Required work: Begin at the line with "Give me the" and output every line through the end of the records, exactly as given. Omit pictures.

Source records:

------------------------------------------------

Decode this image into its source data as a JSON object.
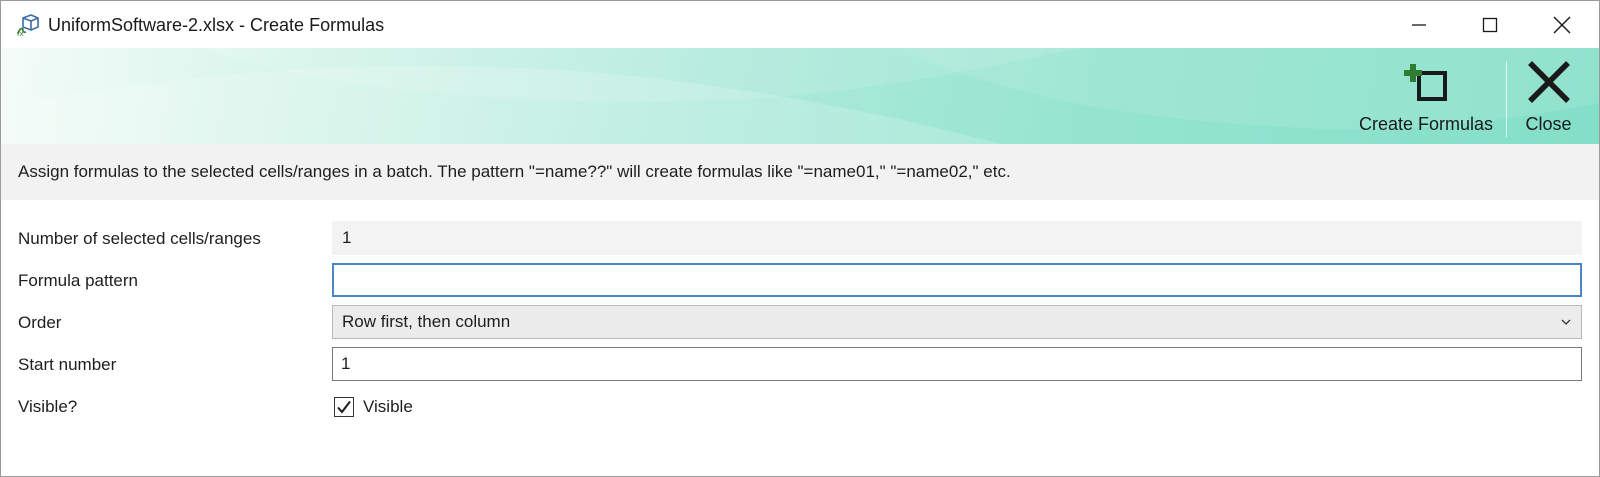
{
  "window": {
    "title": "UniformSoftware-2.xlsx - Create Formulas",
    "app_icon": "box-formula-icon",
    "controls": {
      "minimize": "minimize-icon",
      "maximize": "maximize-icon",
      "close": "close-icon"
    }
  },
  "ribbon": {
    "buttons": [
      {
        "label": "Create Formulas",
        "icon": "create-formulas-icon"
      },
      {
        "label": "Close",
        "icon": "close-x-icon"
      }
    ],
    "colors": {
      "gradient_start": "#f4fcf9",
      "gradient_end": "#84dfc8",
      "plus_icon": "#2e7d32"
    }
  },
  "description": "Assign formulas to the selected cells/ranges in a batch. The pattern \"=name??\" will create formulas like \"=name01,\" \"=name02,\" etc.",
  "form": {
    "selected_count": {
      "label": "Number of selected cells/ranges",
      "value": "1"
    },
    "formula_pattern": {
      "label": "Formula pattern",
      "value": "",
      "focused": true
    },
    "order": {
      "label": "Order",
      "value": "Row first, then column"
    },
    "start_number": {
      "label": "Start number",
      "value": "1"
    },
    "visible": {
      "label": "Visible?",
      "checkbox_label": "Visible",
      "checked": true
    }
  },
  "colors": {
    "focus_border": "#4a87c9",
    "description_bg": "#f2f2f2"
  }
}
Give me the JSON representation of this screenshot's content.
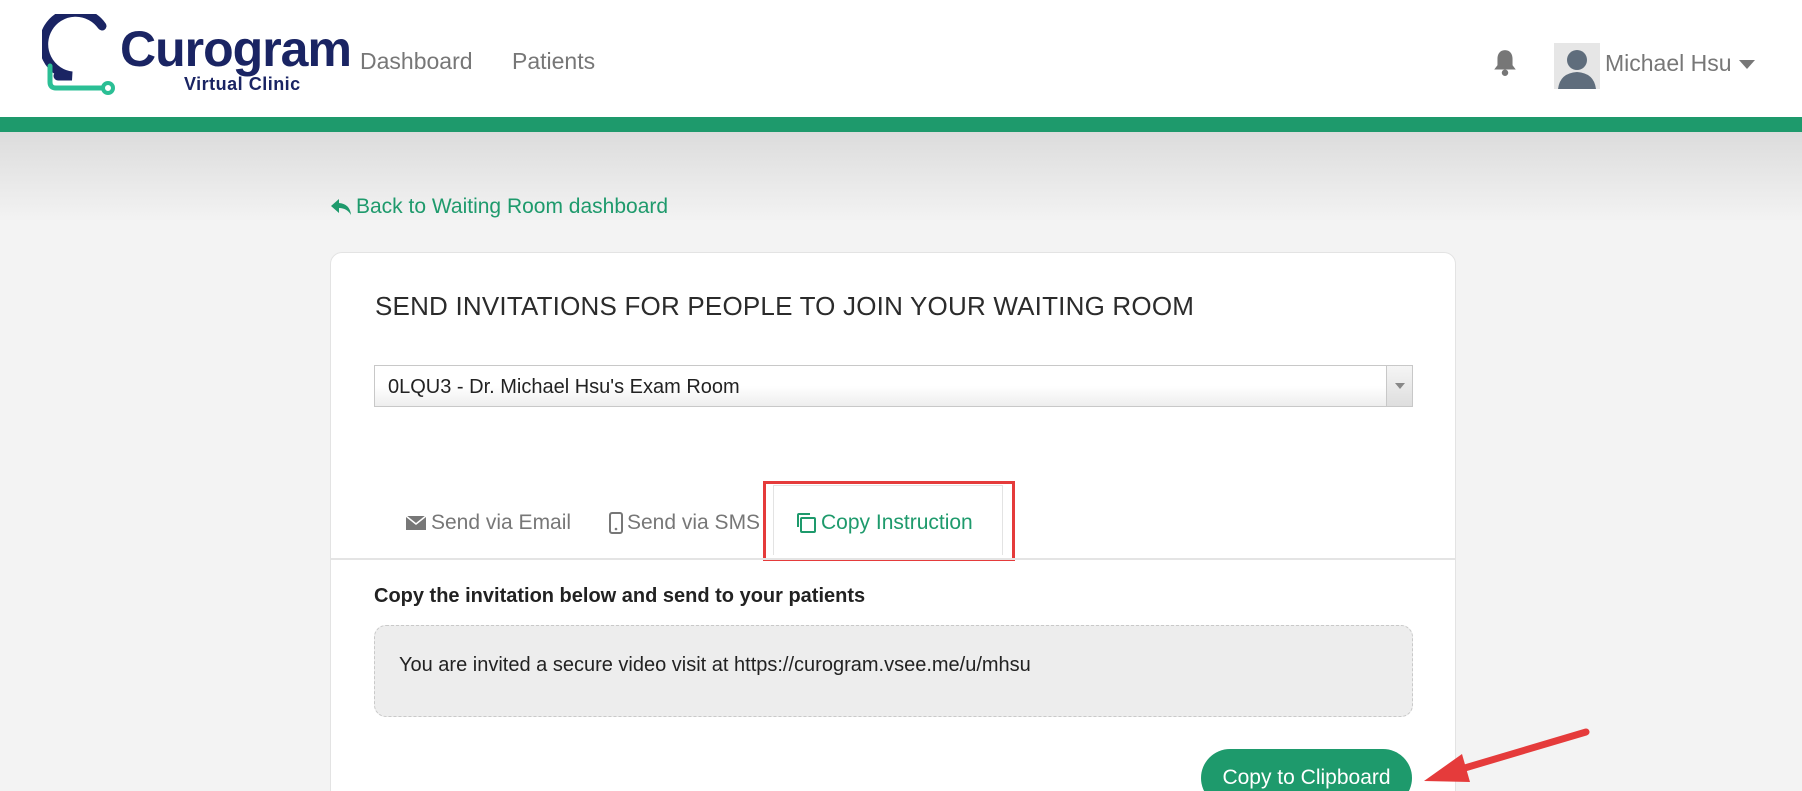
{
  "brand": {
    "name": "Curogram",
    "subtitle": "Virtual Clinic",
    "colors": {
      "brand": "#1a2463",
      "accent": "#1e9a6c",
      "highlight": "#e53b3b"
    }
  },
  "nav": {
    "items": [
      {
        "label": "Dashboard"
      },
      {
        "label": "Patients"
      }
    ]
  },
  "user": {
    "name": "Michael Hsu",
    "icons": [
      "bell-icon",
      "avatar",
      "caret-down-icon"
    ]
  },
  "back_link": {
    "label": "Back to Waiting Room dashboard",
    "icon": "reply-arrow-icon"
  },
  "card": {
    "title": "SEND INVITATIONS FOR PEOPLE TO JOIN YOUR WAITING ROOM",
    "room_select": {
      "value": "0LQU3 - Dr. Michael Hsu's Exam Room"
    },
    "tabs": [
      {
        "label": "Send via Email",
        "icon": "envelope-icon",
        "active": false
      },
      {
        "label": "Send via SMS",
        "icon": "mobile-icon",
        "active": false
      },
      {
        "label": "Copy Instruction",
        "icon": "copy-icon",
        "active": true
      }
    ],
    "copy_label": "Copy the invitation below and send to your patients",
    "invitation_text": "You are invited a secure video visit at https://curogram.vsee.me/u/mhsu",
    "copy_button": "Copy to Clipboard"
  }
}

------------------------------------------------

Exercise result:
Give me the JSON representation of this screenshot's content.
{
  "brand": {
    "name": "Curogram",
    "subtitle": "Virtual Clinic",
    "colors": {
      "brand": "#1a2463",
      "accent": "#1e9a6c",
      "highlight": "#e53b3b"
    }
  },
  "nav": {
    "items": [
      {
        "label": "Dashboard"
      },
      {
        "label": "Patients"
      }
    ]
  },
  "user": {
    "name": "Michael Hsu",
    "icons": [
      "bell-icon",
      "avatar",
      "caret-down-icon"
    ]
  },
  "back_link": {
    "label": "Back to Waiting Room dashboard",
    "icon": "reply-arrow-icon"
  },
  "card": {
    "title": "SEND INVITATIONS FOR PEOPLE TO JOIN YOUR WAITING ROOM",
    "room_select": {
      "value": "0LQU3 - Dr. Michael Hsu's Exam Room"
    },
    "tabs": [
      {
        "label": "Send via Email",
        "icon": "envelope-icon",
        "active": false
      },
      {
        "label": "Send via SMS",
        "icon": "mobile-icon",
        "active": false
      },
      {
        "label": "Copy Instruction",
        "icon": "copy-icon",
        "active": true
      }
    ],
    "copy_label": "Copy the invitation below and send to your patients",
    "invitation_text": "You are invited a secure video visit at https://curogram.vsee.me/u/mhsu",
    "copy_button": "Copy to Clipboard"
  }
}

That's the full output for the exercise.